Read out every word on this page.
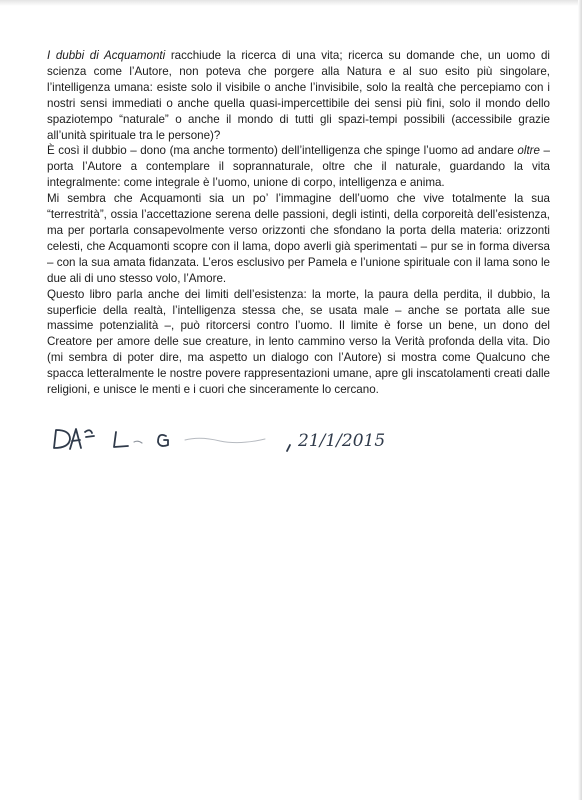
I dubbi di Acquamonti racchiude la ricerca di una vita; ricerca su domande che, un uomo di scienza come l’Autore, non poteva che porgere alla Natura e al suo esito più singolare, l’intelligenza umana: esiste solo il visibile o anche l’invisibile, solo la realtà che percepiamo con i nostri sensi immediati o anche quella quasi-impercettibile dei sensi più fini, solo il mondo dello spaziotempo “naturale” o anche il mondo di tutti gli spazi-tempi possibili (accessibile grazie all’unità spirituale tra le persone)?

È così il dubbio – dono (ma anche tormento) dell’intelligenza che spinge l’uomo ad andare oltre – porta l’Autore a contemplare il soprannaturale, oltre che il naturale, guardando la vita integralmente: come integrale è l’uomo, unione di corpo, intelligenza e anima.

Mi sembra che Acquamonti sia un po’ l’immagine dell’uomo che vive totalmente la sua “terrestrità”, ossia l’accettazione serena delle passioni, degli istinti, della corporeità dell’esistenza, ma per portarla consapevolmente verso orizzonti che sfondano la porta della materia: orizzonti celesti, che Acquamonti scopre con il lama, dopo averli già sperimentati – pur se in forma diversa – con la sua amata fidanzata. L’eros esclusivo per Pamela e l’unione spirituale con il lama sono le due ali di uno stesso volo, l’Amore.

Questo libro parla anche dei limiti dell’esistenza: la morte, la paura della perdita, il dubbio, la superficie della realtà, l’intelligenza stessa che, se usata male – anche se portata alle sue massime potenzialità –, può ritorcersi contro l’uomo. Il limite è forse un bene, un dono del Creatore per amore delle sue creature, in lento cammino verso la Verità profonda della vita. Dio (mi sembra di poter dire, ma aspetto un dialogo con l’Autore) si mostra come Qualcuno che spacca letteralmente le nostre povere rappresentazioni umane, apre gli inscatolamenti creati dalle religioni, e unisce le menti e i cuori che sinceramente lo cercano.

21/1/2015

● Requirement:
Go through the listing above and write it all out exactly, leaving out any picture.

● Task answer:
Read out every word on this page.
I dubbi di Acquamonti racchiude la ricerca di una vita; ricerca su domande che, un uomo di scienza come l’Autore, non poteva che porgere alla Natura e al suo esito più singolare, l’intelligenza umana: esiste solo il visibile o anche l’invisibile, solo la realtà che percepiamo con i nostri sensi immediati o anche quella quasi-impercettibile dei sensi più fini, solo il mondo dello spaziotempo “naturale” o anche il mondo di tutti gli spazi-tempi possibili (accessibile grazie all’unità spirituale tra le persone)?

È così il dubbio – dono (ma anche tormento) dell’intelligenza che spinge l’uomo ad andare oltre – porta l’Autore a contemplare il soprannaturale, oltre che il naturale, guardando la vita integralmente: come integrale è l’uomo, unione di corpo, intelligenza e anima.

Mi sembra che Acquamonti sia un po’ l’immagine dell’uomo che vive totalmente la sua “terrestrità”, ossia l’accettazione serena delle passioni, degli istinti, della corporeità dell’esistenza, ma per portarla consapevolmente verso orizzonti che sfondano la porta della materia: orizzonti celesti, che Acquamonti scopre con il lama, dopo averli già sperimentati – pur se in forma diversa – con la sua amata fidanzata. L’eros esclusivo per Pamela e l’unione spirituale con il lama sono le due ali di uno stesso volo, l’Amore.

Questo libro parla anche dei limiti dell’esistenza: la morte, la paura della perdita, il dubbio, la superficie della realtà, l’intelligenza stessa che, se usata male – anche se portata alle sue massime potenzialità –, può ritorcersi contro l’uomo. Il limite è forse un bene, un dono del Creatore per amore delle sue creature, in lento cammino verso la Verità profonda della vita. Dio (mi sembra di poter dire, ma aspetto un dialogo con l’Autore) si mostra come Qualcuno che spacca letteralmente le nostre povere rappresentazioni umane, apre gli inscatolamenti creati dalle religioni, e unisce le menti e i cuori che sinceramente lo cercano.

21/1/2015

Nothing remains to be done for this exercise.